▶ [AIM]: Below are entries. Pull out all lines containing "Возврат".

(Data entries)
-----
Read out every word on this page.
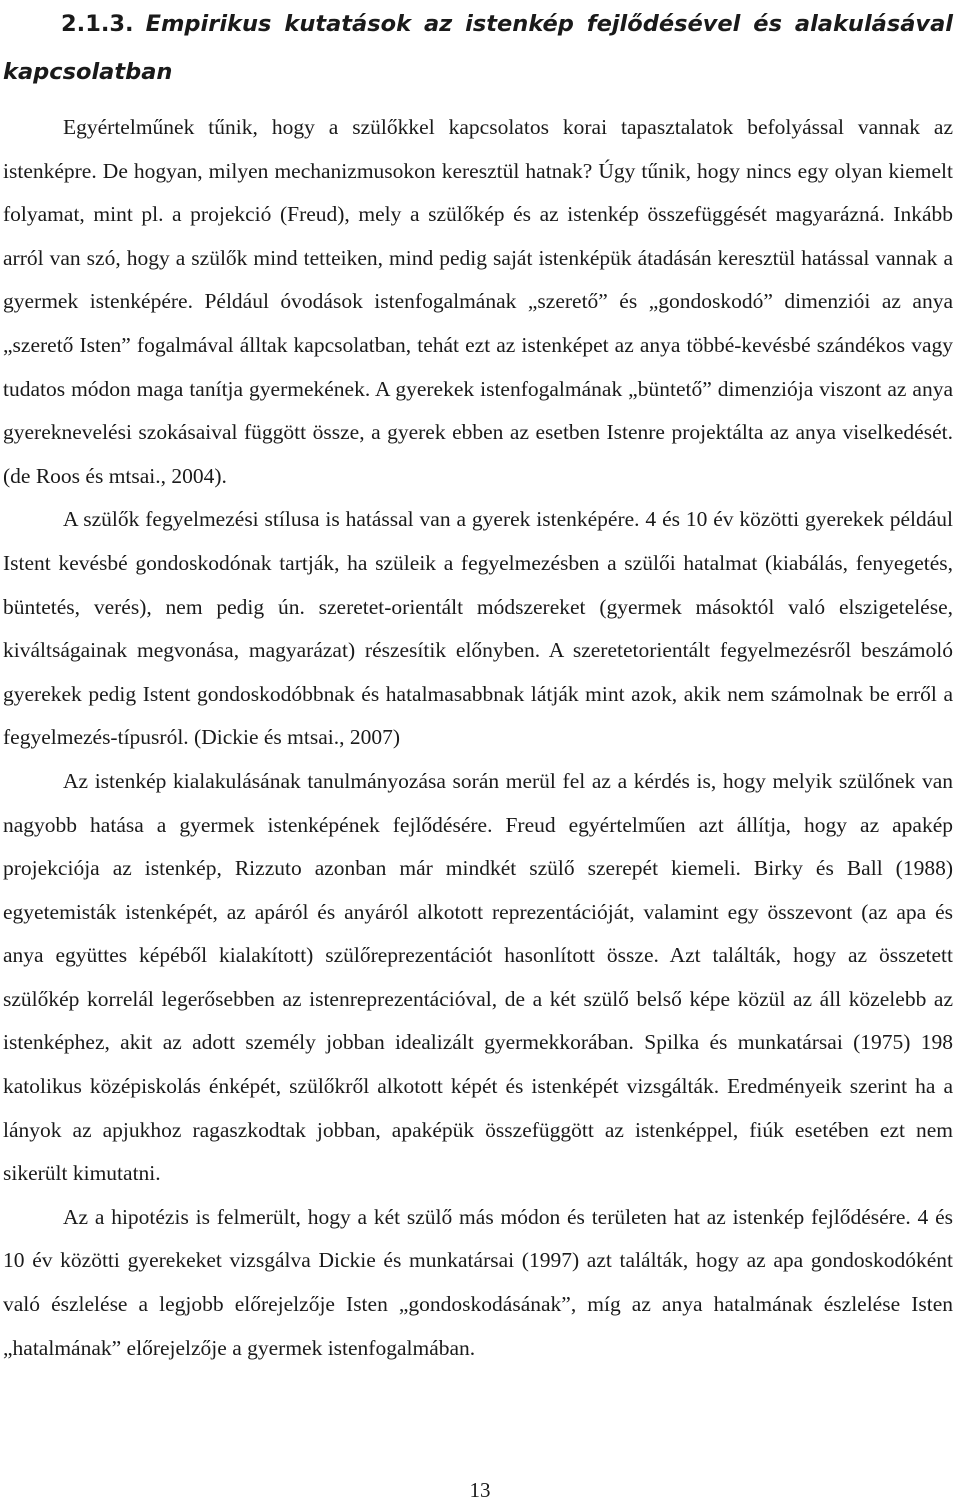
2.1.3. Empirikus kutatások az istenkép fejlődésével és alakulásával kapcsolatban

Egyértelműnek tűnik, hogy a szülőkkel kapcsolatos korai tapasztalatok befolyással vannak az istenképre. De hogyan, milyen mechanizmusokon keresztül hatnak? Úgy tűnik, hogy nincs egy olyan kiemelt folyamat, mint pl. a projekció (Freud), mely a szülőkép és az istenkép összefüggését magyarázná. Inkább arról van szó, hogy a szülők mind tetteiken, mind pedig saját istenképük átadásán keresztül hatással vannak a gyermek istenképére. Például óvodások istenfogalmának „szerető” és „gondoskodó” dimenziói az anya „szerető Isten” fogalmával álltak kapcsolatban, tehát ezt az istenképet az anya többé-kevésbé szándékos vagy tudatos módon maga tanítja gyermekének. A gyerekek istenfogalmának „büntető” dimenziója viszont az anya gyereknevelési szokásaival függött össze, a gyerek ebben az esetben Istenre projektálta az anya viselkedését. (de Roos és mtsai., 2004).

A szülők fegyelmezési stílusa is hatással van a gyerek istenképére. 4 és 10 év közötti gyerekek például Istent kevésbé gondoskodónak tartják, ha szüleik a fegyelmezésben a szülői hatalmat (kiabálás, fenyegetés, büntetés, verés), nem pedig ún. szeretet-orientált módszereket (gyermek másoktól való elszigetelése, kiváltságainak megvonása, magyarázat) részesítik előnyben. A szeretetorientált fegyelmezésről beszámoló gyerekek pedig Istent gondoskodóbbnak és hatalmasabbnak látják mint azok, akik nem számolnak be erről a fegyelmezés-típusról. (Dickie és mtsai., 2007)

Az istenkép kialakulásának tanulmányozása során merül fel az a kérdés is, hogy melyik szülőnek van nagyobb hatása a gyermek istenképének fejlődésére. Freud egyértelműen azt állítja, hogy az apakép projekciója az istenkép, Rizzuto azonban már mindkét szülő szerepét kiemeli. Birky és Ball (1988) egyetemisták istenképét, az apáról és anyáról alkotott reprezentációját, valamint egy összevont (az apa és anya együttes képéből kialakított) szülőreprezentációt hasonlított össze. Azt találták, hogy az összetett szülőkép korrelál legerősebben az istenreprezentációval, de a két szülő belső képe közül az áll közelebb az istenképhez, akit az adott személy jobban idealizált gyermekkorában. Spilka és munkatársai (1975) 198 katolikus középiskolás énképét, szülőkről alkotott képét és istenképét vizsgálták. Eredményeik szerint ha a lányok az apjukhoz ragaszkodtak jobban, apaképük összefüggött az istenképpel, fiúk esetében ezt nem sikerült kimutatni.

Az a hipotézis is felmerült, hogy a két szülő más módon és területen hat az istenkép fejlődésére. 4 és 10 év közötti gyerekeket vizsgálva Dickie és munkatársai (1997) azt találták, hogy az apa gondoskodóként való észlelése a legjobb előrejelzője Isten „gondoskodásának”, míg az anya hatalmának észlelése Isten „hatalmának” előrejelzője a gyermek istenfogalmában.

13
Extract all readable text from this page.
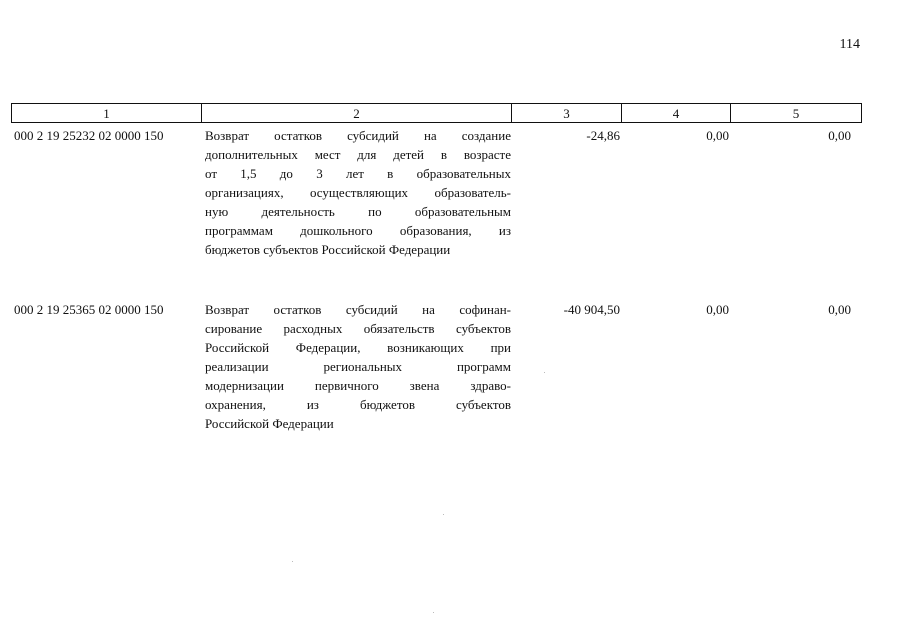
114
1	2	3	4	5
000 2 19 25232 02 0000 150	Возврат остатков субсидий на создание
дополнительных мест для детей в возрасте
от 1,5 до 3 лет в образовательных
организациях, осуществляющих образователь-
ную деятельность по образовательным
программам дошкольного образования, из
бюджетов субъектов Российской Федерации
-24,86	0,00	0,00
000 2 19 25365 02 0000 150	Возврат остатков субсидий на софинан-
сирование расходных обязательств субъектов
Российской Федерации, возникающих при
реализации региональных программ
модернизации первичного звена здраво-
охранения, из бюджетов субъектов
Российской Федерации
-40 904,50	0,00	0,00
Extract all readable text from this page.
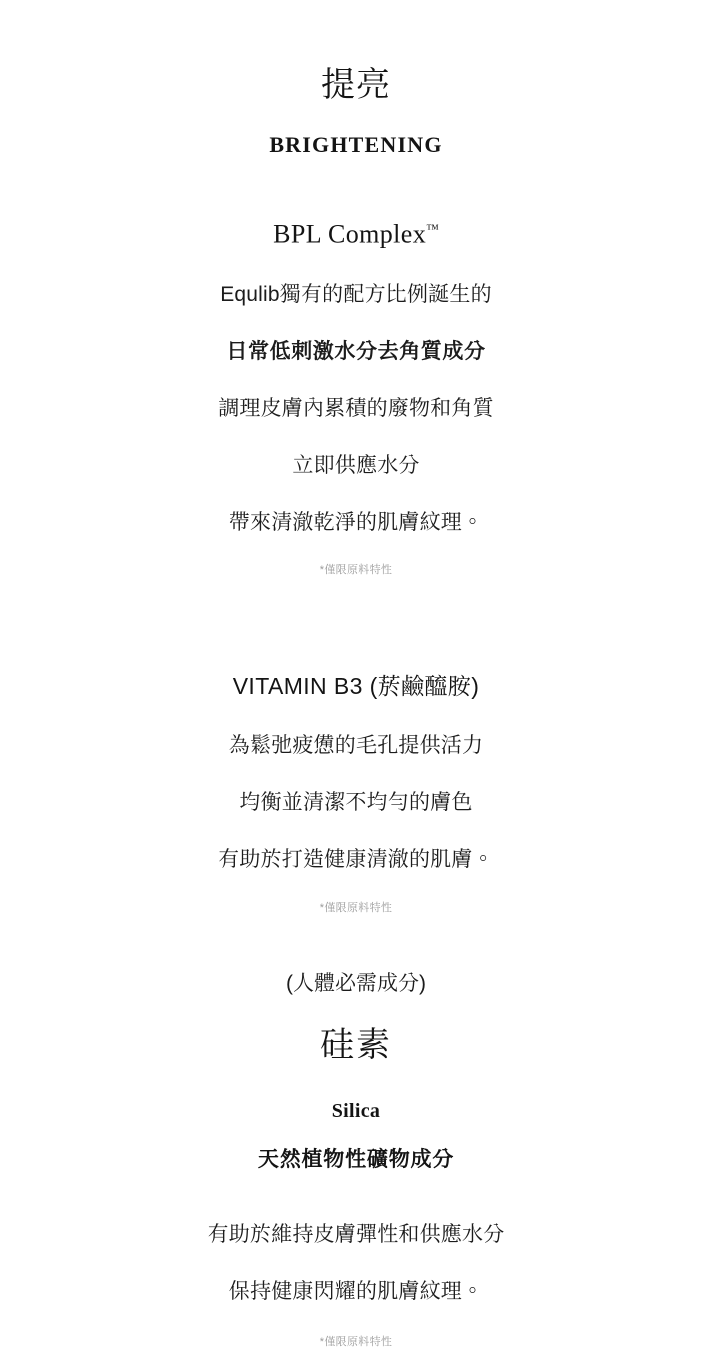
提亮
BRIGHTENING
BPL Complex™

Equlib獨有的配方比例誕生的

日常低刺激水分去角質成分

調理皮膚內累積的廢物和角質

立即供應水分

帶來清澈乾淨的肌膚紋理。

*僅限原料特性

VITAMIN B3 (菸鹼醯胺)

為鬆弛疲憊的毛孔提供活力

均衡並清潔不均勻的膚色

有助於打造健康清澈的肌膚。

*僅限原料特性

(人體必需成分)

硅素
Silica

天然植物性礦物成分

有助於維持皮膚彈性和供應水分

保持健康閃耀的肌膚紋理。

*僅限原料特性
-----
▶ [OUTPUT]:
000 2 19 25232 02 0000 150	Возврат остатков субсидий на создание
000 2 19 25365 02 0000 150	Возврат остатков субсидий на софинан-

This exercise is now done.